● **DESCRIPTION OF THE TASK**:
Look through the material below. Copy every line with the string "Plates" in it.

Items listed in a dataset:

§ §

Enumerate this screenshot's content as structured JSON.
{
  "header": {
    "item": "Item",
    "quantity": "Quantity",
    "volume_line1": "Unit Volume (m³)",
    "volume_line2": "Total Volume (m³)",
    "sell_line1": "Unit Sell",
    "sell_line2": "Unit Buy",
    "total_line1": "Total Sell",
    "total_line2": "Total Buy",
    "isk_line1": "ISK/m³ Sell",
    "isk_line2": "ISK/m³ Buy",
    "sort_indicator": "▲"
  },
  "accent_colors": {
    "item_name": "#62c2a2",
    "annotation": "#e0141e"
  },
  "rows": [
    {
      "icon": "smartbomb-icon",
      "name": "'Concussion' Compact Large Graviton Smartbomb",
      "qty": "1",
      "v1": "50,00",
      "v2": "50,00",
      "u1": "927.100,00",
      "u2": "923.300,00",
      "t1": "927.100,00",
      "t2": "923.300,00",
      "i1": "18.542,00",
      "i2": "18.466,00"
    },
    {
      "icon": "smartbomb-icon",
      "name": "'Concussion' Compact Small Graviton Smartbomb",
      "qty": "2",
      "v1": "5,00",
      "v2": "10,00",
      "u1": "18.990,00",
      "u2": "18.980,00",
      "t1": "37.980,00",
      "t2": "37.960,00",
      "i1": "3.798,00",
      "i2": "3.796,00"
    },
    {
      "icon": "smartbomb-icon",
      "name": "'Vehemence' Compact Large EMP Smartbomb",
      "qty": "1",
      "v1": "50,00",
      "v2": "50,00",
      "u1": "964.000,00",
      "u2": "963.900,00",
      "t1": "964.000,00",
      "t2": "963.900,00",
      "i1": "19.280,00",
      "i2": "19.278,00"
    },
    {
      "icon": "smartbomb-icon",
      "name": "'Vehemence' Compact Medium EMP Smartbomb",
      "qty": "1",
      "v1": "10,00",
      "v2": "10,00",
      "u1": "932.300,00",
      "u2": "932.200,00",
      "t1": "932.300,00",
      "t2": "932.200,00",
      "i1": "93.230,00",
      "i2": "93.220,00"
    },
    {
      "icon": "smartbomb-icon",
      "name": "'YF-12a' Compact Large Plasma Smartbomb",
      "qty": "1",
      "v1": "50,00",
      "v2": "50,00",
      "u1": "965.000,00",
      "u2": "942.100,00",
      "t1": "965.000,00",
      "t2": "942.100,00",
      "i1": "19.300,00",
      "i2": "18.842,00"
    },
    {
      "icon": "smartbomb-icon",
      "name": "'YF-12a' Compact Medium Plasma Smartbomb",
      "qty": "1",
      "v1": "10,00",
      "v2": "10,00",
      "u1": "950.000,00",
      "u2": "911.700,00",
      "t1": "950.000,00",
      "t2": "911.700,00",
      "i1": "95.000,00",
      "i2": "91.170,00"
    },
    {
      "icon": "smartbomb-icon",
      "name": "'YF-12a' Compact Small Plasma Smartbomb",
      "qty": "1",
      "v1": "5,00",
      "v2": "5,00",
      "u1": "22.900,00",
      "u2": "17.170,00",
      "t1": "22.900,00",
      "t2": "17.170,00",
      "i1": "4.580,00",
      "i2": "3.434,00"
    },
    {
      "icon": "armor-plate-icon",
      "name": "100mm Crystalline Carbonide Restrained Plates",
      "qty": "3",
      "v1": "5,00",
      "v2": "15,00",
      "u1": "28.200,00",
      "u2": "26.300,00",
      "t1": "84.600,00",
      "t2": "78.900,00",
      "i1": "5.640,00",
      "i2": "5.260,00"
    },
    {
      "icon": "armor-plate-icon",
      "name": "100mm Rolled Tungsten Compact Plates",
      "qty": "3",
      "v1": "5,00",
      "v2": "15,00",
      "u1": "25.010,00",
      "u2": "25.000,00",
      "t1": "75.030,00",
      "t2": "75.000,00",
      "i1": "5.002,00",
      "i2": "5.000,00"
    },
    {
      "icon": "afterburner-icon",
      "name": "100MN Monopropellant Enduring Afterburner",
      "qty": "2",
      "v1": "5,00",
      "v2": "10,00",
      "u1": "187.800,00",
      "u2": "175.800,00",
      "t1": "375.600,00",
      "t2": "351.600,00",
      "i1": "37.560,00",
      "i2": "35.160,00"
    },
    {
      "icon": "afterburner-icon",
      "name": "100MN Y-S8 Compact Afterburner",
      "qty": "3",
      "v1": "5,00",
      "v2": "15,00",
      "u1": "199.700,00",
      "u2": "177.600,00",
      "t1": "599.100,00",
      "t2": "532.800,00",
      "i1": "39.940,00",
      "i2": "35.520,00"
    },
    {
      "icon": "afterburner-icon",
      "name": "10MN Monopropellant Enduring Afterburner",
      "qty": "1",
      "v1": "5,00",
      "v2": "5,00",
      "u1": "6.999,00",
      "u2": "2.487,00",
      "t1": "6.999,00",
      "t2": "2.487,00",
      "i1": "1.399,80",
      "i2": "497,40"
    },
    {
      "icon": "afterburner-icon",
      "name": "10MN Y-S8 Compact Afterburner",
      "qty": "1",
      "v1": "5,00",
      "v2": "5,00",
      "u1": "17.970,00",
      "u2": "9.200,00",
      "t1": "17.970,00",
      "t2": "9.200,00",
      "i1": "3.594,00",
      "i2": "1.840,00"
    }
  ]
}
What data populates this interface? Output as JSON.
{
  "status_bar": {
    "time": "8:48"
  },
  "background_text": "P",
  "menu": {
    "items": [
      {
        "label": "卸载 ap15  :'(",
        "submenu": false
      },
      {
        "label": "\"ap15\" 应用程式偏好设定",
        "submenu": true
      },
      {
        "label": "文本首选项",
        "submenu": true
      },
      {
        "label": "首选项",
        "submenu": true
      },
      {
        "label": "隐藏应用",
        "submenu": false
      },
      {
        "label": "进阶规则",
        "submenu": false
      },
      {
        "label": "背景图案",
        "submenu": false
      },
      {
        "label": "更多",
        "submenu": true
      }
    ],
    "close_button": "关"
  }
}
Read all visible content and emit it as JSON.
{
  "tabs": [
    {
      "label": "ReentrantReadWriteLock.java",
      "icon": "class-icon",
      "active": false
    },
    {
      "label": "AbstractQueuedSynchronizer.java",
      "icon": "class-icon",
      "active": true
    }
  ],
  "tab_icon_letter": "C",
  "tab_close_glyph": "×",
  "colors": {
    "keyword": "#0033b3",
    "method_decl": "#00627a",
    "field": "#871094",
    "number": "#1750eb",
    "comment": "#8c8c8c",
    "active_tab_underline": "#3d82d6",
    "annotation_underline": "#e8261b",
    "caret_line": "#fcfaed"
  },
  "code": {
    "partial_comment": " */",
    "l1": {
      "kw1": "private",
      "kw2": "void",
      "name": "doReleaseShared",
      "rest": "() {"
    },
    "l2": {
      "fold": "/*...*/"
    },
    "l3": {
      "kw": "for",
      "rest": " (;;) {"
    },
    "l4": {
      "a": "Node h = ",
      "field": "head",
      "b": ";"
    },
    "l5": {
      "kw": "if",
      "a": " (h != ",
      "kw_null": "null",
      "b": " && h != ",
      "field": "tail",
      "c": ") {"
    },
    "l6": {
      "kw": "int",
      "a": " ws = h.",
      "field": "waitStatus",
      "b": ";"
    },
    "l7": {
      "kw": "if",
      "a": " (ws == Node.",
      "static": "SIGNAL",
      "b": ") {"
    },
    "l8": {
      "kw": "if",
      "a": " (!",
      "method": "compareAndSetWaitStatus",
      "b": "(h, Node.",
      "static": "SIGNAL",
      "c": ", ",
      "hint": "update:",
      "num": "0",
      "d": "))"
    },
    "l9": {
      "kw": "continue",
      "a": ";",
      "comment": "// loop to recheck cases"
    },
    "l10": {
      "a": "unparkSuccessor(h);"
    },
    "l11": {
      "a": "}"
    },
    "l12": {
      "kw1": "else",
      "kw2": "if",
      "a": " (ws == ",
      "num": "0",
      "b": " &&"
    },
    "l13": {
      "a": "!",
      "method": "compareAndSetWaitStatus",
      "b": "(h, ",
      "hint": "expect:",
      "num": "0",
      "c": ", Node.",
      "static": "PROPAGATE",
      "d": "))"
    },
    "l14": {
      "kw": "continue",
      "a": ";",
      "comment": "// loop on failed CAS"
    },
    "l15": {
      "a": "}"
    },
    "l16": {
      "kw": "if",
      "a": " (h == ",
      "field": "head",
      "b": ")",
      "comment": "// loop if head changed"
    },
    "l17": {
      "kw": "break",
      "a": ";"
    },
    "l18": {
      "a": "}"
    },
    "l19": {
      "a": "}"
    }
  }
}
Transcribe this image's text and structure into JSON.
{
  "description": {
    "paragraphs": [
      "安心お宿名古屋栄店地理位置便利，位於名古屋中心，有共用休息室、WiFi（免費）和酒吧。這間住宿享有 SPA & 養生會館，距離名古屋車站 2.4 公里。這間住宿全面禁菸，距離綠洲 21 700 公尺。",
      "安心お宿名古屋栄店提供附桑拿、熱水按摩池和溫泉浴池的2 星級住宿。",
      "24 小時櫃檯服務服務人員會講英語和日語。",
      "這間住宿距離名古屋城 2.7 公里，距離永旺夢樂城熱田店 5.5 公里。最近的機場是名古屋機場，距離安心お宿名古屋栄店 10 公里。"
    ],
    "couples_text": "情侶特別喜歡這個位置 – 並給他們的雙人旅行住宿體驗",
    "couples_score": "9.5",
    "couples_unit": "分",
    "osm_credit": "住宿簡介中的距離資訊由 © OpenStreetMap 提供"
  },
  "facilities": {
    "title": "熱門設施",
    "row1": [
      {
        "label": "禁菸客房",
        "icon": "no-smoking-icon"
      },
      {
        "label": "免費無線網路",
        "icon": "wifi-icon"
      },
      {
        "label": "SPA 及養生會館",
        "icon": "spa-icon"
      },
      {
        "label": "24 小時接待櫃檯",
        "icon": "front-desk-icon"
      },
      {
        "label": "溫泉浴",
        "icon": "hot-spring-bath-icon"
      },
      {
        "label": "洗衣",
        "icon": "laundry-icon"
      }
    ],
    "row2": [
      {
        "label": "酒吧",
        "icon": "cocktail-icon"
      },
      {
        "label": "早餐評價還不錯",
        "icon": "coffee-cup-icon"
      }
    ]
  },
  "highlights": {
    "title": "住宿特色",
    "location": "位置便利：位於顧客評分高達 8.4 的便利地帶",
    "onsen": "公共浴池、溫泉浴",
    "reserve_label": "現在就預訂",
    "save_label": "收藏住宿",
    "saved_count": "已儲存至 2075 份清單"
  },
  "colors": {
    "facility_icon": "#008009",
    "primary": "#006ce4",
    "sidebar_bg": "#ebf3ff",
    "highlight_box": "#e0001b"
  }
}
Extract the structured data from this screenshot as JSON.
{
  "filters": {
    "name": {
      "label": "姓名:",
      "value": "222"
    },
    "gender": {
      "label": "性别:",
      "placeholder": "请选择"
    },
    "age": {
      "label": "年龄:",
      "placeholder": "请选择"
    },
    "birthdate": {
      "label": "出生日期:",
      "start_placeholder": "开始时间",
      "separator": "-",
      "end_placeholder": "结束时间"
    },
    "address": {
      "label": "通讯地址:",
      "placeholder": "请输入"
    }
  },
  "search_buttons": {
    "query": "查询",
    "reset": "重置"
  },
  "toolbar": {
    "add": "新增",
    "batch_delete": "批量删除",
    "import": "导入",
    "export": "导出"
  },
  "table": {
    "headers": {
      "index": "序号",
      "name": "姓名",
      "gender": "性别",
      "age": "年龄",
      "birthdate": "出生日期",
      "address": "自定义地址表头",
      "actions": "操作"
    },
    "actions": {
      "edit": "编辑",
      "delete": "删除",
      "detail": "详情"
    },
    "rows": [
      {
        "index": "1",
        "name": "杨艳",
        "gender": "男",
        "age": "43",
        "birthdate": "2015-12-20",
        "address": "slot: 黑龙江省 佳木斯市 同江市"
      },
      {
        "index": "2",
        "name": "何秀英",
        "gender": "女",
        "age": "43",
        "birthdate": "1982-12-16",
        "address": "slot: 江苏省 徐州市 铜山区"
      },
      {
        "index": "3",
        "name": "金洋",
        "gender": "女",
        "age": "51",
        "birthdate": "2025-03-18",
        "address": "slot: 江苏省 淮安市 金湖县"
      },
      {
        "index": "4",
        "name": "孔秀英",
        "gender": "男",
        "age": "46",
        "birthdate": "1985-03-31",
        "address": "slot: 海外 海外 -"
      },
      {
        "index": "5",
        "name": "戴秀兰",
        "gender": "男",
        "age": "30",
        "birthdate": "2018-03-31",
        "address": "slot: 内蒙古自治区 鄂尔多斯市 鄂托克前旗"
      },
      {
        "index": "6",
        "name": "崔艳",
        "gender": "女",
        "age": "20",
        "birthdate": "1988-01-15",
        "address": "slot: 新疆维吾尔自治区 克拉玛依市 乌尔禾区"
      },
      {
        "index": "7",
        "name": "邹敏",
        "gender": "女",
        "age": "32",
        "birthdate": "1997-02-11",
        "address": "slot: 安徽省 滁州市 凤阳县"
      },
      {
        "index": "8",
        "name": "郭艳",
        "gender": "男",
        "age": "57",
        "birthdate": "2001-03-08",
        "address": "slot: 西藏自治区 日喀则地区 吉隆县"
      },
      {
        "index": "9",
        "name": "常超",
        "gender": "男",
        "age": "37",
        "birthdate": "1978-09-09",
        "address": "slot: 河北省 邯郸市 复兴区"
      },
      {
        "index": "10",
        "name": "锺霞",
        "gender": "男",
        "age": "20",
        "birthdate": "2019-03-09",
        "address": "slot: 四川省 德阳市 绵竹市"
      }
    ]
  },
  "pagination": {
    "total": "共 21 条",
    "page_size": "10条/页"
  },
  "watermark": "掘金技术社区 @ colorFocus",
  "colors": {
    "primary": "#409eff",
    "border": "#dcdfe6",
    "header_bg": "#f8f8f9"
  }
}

§ §

● **RESPONSE**:
      "name": "100mm Crystalline Carbonide Restrained Plates",
      "name": "100mm Rolled Tungsten Compact Plates",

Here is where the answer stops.